### Task statement
Write the records below out again exactly as given, with no images.

(Dataset records)
---

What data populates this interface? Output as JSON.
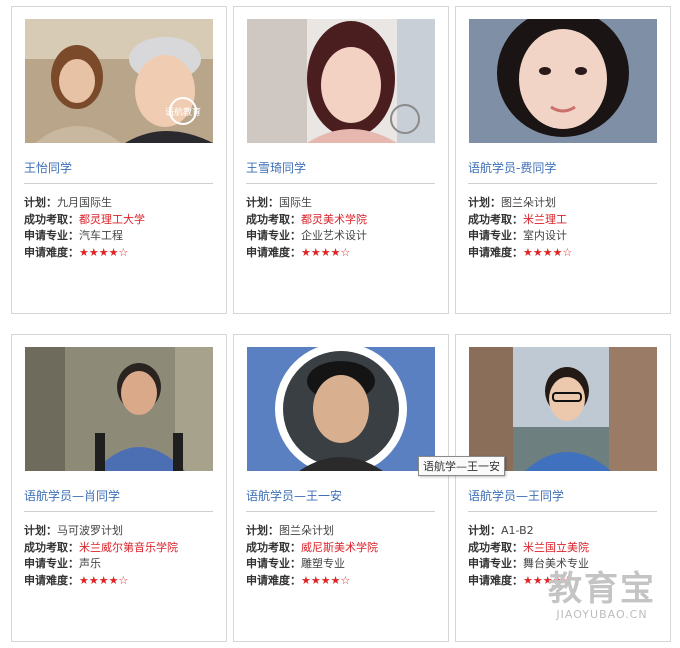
{
  "students": [
    {
      "name": "王怡同学",
      "plan_label": "计划：",
      "plan": "九月国际生",
      "school_label": "成功考取：",
      "school": "都灵理工大学",
      "major_label": "申请专业：",
      "major": "汽车工程",
      "difficulty_label": "申请难度：",
      "stars": "★★★★☆",
      "stamp": "语航教育"
    },
    {
      "name": "王雪琦同学",
      "plan_label": "计划：",
      "plan": "国际生",
      "school_label": "成功考取：",
      "school": "都灵美术学院",
      "major_label": "申请专业：",
      "major": "企业艺术设计",
      "difficulty_label": "申请难度：",
      "stars": "★★★★☆"
    },
    {
      "name": "语航学员-费同学",
      "plan_label": "计划：",
      "plan": "图兰朵计划",
      "school_label": "成功考取：",
      "school": "米兰理工",
      "major_label": "申请专业：",
      "major": "室内设计",
      "difficulty_label": "申请难度：",
      "stars": "★★★★☆"
    },
    {
      "name": "语航学员—肖同学",
      "plan_label": "计划：",
      "plan": "马可波罗计划",
      "school_label": "成功考取：",
      "school": "米兰威尔第音乐学院",
      "major_label": "申请专业：",
      "major": "声乐",
      "difficulty_label": "申请难度：",
      "stars": "★★★★☆"
    },
    {
      "name": "语航学员—王一安",
      "plan_label": "计划：",
      "plan": "图兰朵计划",
      "school_label": "成功考取：",
      "school": "威尼斯美术学院",
      "major_label": "申请专业：",
      "major": "雕塑专业",
      "difficulty_label": "申请难度：",
      "stars": "★★★★☆"
    },
    {
      "name": "语航学员—王同学",
      "plan_label": "计划：",
      "plan": "A1-B2",
      "school_label": "成功考取：",
      "school": "米兰国立美院",
      "major_label": "申请专业：",
      "major": "舞台美术专业",
      "difficulty_label": "申请难度：",
      "stars": "★★★★☆"
    }
  ],
  "tooltip": "语航学—王一安",
  "watermark": {
    "big": "教育宝",
    "small": "JIAOYUBAO.CN"
  }
}
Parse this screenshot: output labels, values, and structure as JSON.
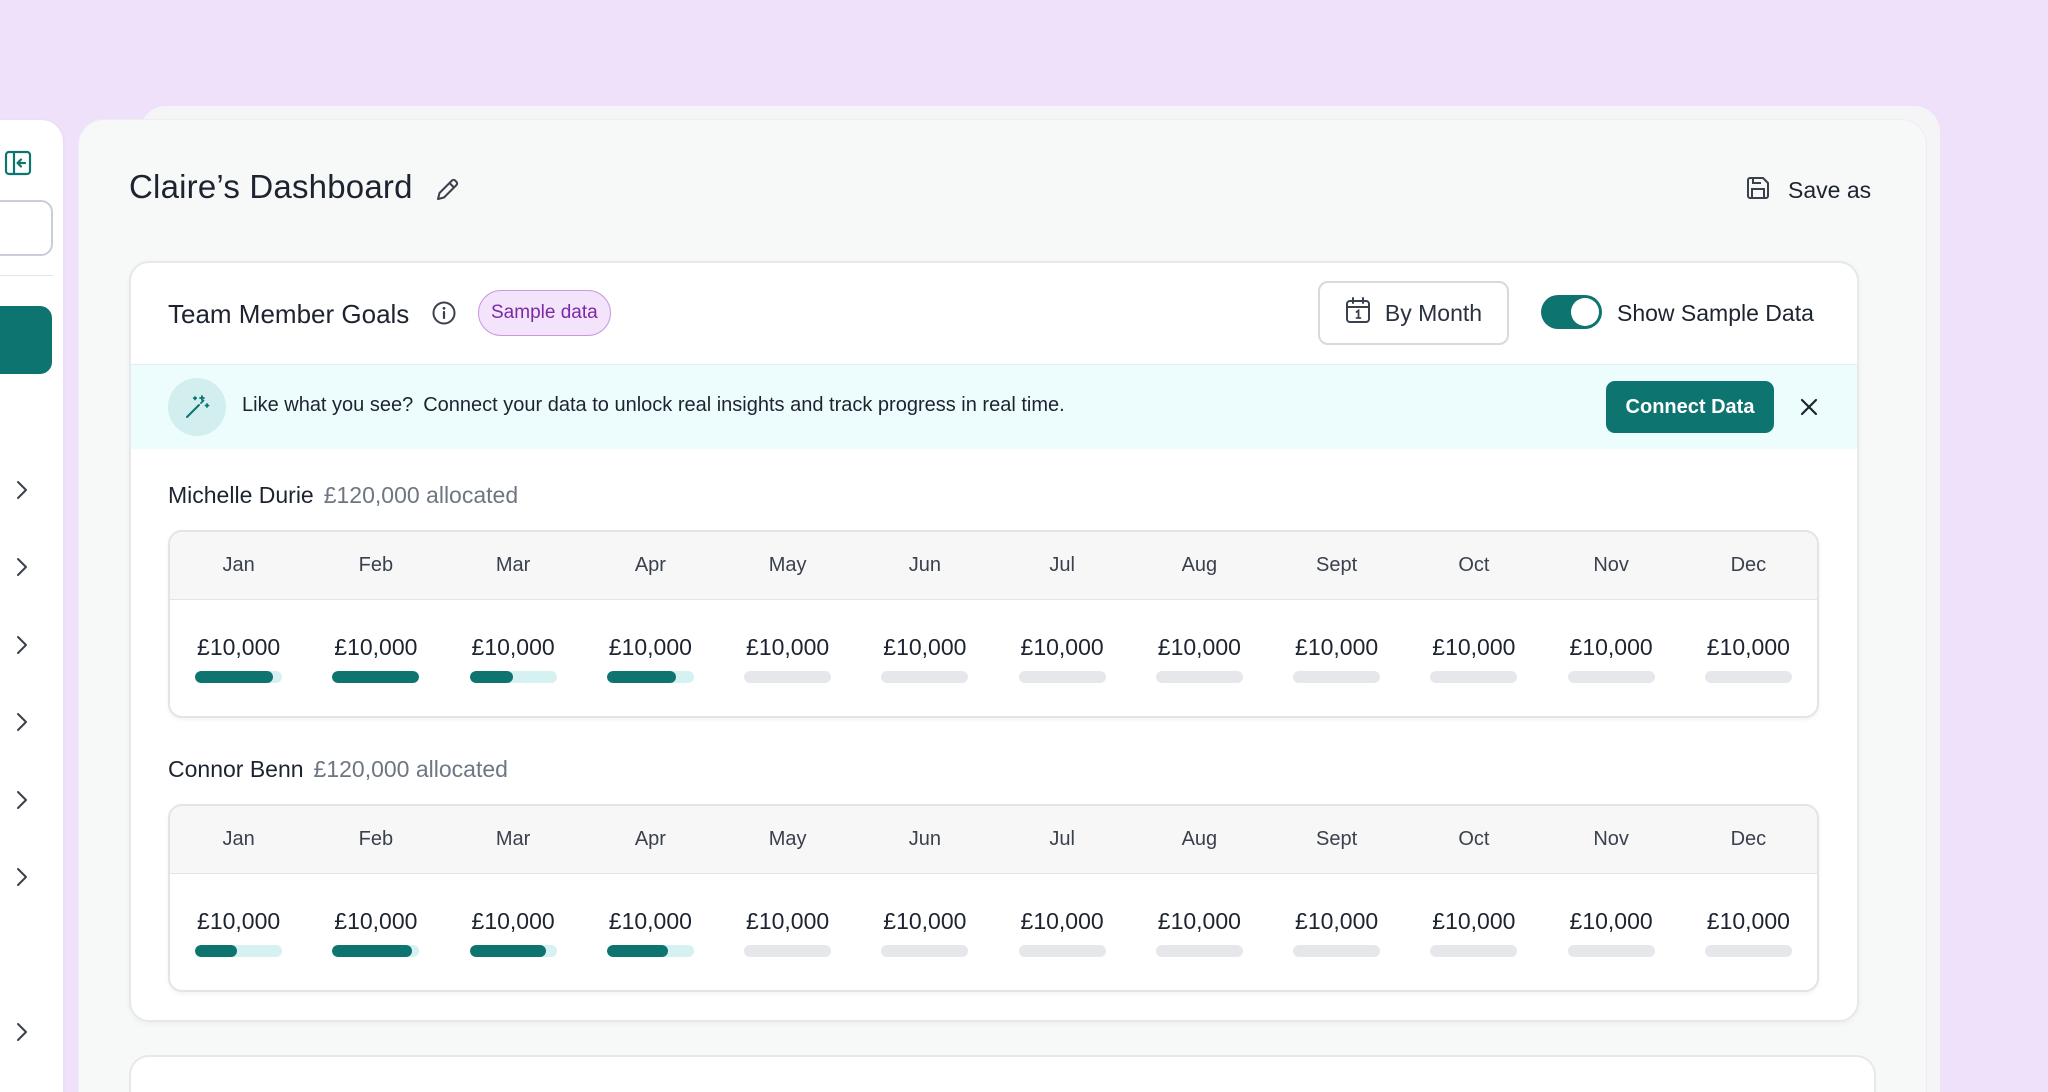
{
  "page": {
    "title": "Claire’s Dashboard",
    "save_as_label": "Save as"
  },
  "panel": {
    "title": "Team Member Goals",
    "badge": "Sample data",
    "period_button": "By Month",
    "toggle_label": "Show Sample Data",
    "toggle_on": true
  },
  "banner": {
    "lead": "Like what you see?",
    "text": "Connect your data to unlock real insights and track progress in real time.",
    "button": "Connect Data"
  },
  "months": [
    "Jan",
    "Feb",
    "Mar",
    "Apr",
    "May",
    "Jun",
    "Jul",
    "Aug",
    "Sept",
    "Oct",
    "Nov",
    "Dec"
  ],
  "members": [
    {
      "name": "Michelle Durie",
      "allocated": "£120,000 allocated",
      "values": [
        "£10,000",
        "£10,000",
        "£10,000",
        "£10,000",
        "£10,000",
        "£10,000",
        "£10,000",
        "£10,000",
        "£10,000",
        "£10,000",
        "£10,000",
        "£10,000"
      ],
      "progress": [
        0.9,
        1.0,
        0.5,
        0.8,
        0,
        0,
        0,
        0,
        0,
        0,
        0,
        0
      ]
    },
    {
      "name": "Connor Benn",
      "allocated": "£120,000 allocated",
      "values": [
        "£10,000",
        "£10,000",
        "£10,000",
        "£10,000",
        "£10,000",
        "£10,000",
        "£10,000",
        "£10,000",
        "£10,000",
        "£10,000",
        "£10,000",
        "£10,000"
      ],
      "progress": [
        0.48,
        0.92,
        0.88,
        0.7,
        0,
        0,
        0,
        0,
        0,
        0,
        0,
        0
      ]
    }
  ],
  "colors": {
    "accent": "#0e7470",
    "badge_text": "#7b2aa6",
    "background": "#efe1fa"
  }
}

---

### Solved problem
What data populates this interface? Output as JSON.
{
  "students": [
    {
      "name": "王怡同学",
      "plan_label": "计划：",
      "plan": "九月国际生",
      "school_label": "成功考取：",
      "school": "都灵理工大学",
      "major_label": "申请专业：",
      "major": "汽车工程",
      "difficulty_label": "申请难度：",
      "stars": "★★★★☆",
      "stamp": "语航教育"
    },
    {
      "name": "王雪琦同学",
      "plan_label": "计划：",
      "plan": "国际生",
      "school_label": "成功考取：",
      "school": "都灵美术学院",
      "major_label": "申请专业：",
      "major": "企业艺术设计",
      "difficulty_label": "申请难度：",
      "stars": "★★★★☆"
    },
    {
      "name": "语航学员-费同学",
      "plan_label": "计划：",
      "plan": "图兰朵计划",
      "school_label": "成功考取：",
      "school": "米兰理工",
      "major_label": "申请专业：",
      "major": "室内设计",
      "difficulty_label": "申请难度：",
      "stars": "★★★★☆"
    },
    {
      "name": "语航学员—肖同学",
      "plan_label": "计划：",
      "plan": "马可波罗计划",
      "school_label": "成功考取：",
      "school": "米兰威尔第音乐学院",
      "major_label": "申请专业：",
      "major": "声乐",
      "difficulty_label": "申请难度：",
      "stars": "★★★★☆"
    },
    {
      "name": "语航学员—王一安",
      "plan_label": "计划：",
      "plan": "图兰朵计划",
      "school_label": "成功考取：",
      "school": "威尼斯美术学院",
      "major_label": "申请专业：",
      "major": "雕塑专业",
      "difficulty_label": "申请难度：",
      "stars": "★★★★☆"
    },
    {
      "name": "语航学员—王同学",
      "plan_label": "计划：",
      "plan": "A1-B2",
      "school_label": "成功考取：",
      "school": "米兰国立美院",
      "major_label": "申请专业：",
      "major": "舞台美术专业",
      "difficulty_label": "申请难度：",
      "stars": "★★★★☆"
    }
  ],
  "tooltip": "语航学—王一安",
  "watermark": {
    "big": "教育宝",
    "small": "JIAOYUBAO.CN"
  }
}
Parse this screenshot: output labels, values, and structure as JSON.
{
  "page": {
    "title": "Claire’s Dashboard",
    "save_as_label": "Save as"
  },
  "panel": {
    "title": "Team Member Goals",
    "badge": "Sample data",
    "period_button": "By Month",
    "toggle_label": "Show Sample Data",
    "toggle_on": true
  },
  "banner": {
    "lead": "Like what you see?",
    "text": "Connect your data to unlock real insights and track progress in real time.",
    "button": "Connect Data"
  },
  "months": [
    "Jan",
    "Feb",
    "Mar",
    "Apr",
    "May",
    "Jun",
    "Jul",
    "Aug",
    "Sept",
    "Oct",
    "Nov",
    "Dec"
  ],
  "members": [
    {
      "name": "Michelle Durie",
      "allocated": "£120,000 allocated",
      "values": [
        "£10,000",
        "£10,000",
        "£10,000",
        "£10,000",
        "£10,000",
        "£10,000",
        "£10,000",
        "£10,000",
        "£10,000",
        "£10,000",
        "£10,000",
        "£10,000"
      ],
      "progress": [
        0.9,
        1.0,
        0.5,
        0.8,
        0,
        0,
        0,
        0,
        0,
        0,
        0,
        0
      ]
    },
    {
      "name": "Connor Benn",
      "allocated": "£120,000 allocated",
      "values": [
        "£10,000",
        "£10,000",
        "£10,000",
        "£10,000",
        "£10,000",
        "£10,000",
        "£10,000",
        "£10,000",
        "£10,000",
        "£10,000",
        "£10,000",
        "£10,000"
      ],
      "progress": [
        0.48,
        0.92,
        0.88,
        0.7,
        0,
        0,
        0,
        0,
        0,
        0,
        0,
        0
      ]
    }
  ],
  "colors": {
    "accent": "#0e7470",
    "badge_text": "#7b2aa6",
    "background": "#efe1fa"
  }
}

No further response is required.